Check each line of the entries below for the string "this"; copy every line where it appears.
### Stored data
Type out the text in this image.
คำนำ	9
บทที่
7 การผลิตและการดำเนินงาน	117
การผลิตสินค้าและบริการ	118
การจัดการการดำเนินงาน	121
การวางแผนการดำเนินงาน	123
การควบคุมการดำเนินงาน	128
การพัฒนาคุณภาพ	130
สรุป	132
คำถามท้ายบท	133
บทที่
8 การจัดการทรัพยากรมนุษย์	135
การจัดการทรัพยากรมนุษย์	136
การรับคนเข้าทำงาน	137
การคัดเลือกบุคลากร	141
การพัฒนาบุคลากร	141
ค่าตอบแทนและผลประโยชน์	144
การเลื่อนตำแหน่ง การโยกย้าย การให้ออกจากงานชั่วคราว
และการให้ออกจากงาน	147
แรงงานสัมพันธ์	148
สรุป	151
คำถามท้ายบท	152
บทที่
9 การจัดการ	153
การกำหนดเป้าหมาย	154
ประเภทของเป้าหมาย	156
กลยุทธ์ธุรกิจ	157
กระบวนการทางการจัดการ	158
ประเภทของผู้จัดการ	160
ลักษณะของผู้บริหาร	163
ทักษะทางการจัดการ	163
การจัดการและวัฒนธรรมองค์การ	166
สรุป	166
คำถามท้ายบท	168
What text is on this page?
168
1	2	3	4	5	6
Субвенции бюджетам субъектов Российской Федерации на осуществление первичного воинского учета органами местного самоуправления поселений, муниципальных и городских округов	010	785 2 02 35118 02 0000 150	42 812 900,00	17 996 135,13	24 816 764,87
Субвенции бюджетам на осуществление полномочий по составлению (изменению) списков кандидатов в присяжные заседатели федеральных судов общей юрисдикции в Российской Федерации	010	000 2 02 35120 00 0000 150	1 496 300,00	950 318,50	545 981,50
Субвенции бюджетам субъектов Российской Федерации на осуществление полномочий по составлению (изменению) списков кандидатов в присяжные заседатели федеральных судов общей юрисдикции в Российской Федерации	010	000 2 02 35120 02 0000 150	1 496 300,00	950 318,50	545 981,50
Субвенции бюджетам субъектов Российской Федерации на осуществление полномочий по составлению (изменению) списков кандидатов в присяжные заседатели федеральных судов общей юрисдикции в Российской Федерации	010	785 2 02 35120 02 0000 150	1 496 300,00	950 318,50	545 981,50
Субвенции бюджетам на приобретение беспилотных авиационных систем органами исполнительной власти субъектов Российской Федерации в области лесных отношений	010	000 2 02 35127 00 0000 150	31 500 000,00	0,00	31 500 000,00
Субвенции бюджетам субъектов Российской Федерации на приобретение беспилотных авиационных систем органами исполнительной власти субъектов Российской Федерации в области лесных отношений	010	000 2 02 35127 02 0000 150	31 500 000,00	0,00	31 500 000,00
######
### Stored data
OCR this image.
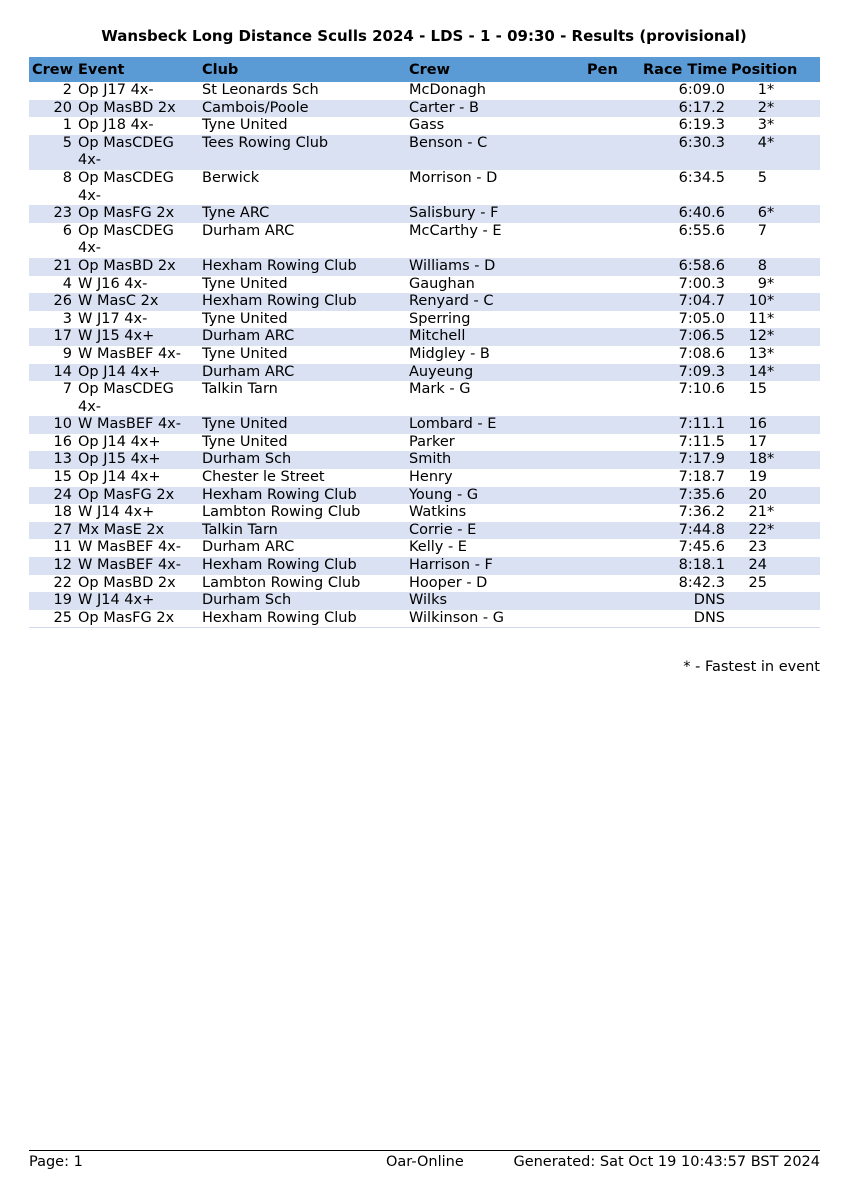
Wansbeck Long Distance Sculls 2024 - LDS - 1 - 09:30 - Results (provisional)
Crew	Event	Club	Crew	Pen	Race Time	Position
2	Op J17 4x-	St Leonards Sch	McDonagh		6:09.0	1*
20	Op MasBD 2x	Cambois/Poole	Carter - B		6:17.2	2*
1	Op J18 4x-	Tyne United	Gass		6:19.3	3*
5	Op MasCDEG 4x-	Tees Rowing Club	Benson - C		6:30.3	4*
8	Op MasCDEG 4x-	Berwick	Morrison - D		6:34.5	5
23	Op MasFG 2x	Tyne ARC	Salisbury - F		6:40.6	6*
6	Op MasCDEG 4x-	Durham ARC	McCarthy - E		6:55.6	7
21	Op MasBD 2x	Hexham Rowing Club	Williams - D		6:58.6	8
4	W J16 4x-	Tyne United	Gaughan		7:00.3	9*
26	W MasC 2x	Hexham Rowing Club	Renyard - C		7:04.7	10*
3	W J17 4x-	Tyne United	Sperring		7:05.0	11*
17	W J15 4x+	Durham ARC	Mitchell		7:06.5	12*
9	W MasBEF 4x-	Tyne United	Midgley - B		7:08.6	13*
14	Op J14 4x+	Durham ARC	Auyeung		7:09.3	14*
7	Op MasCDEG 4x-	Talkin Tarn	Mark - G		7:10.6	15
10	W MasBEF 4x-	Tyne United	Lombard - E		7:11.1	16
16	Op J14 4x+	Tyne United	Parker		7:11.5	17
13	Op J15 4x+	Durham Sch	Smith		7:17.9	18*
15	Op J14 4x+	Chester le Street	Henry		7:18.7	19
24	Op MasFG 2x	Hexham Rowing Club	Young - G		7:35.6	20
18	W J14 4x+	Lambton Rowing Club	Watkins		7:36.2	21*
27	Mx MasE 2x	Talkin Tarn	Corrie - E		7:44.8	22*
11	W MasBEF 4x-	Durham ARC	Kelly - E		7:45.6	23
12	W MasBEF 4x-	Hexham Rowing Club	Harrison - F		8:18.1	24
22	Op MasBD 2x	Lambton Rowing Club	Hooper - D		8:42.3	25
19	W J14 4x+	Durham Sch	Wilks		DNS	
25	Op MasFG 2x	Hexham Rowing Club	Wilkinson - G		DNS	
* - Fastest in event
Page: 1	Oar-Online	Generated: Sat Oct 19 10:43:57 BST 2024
######
=== Output ===
Type out the text in this image.
What text is on this page?
OCR this image.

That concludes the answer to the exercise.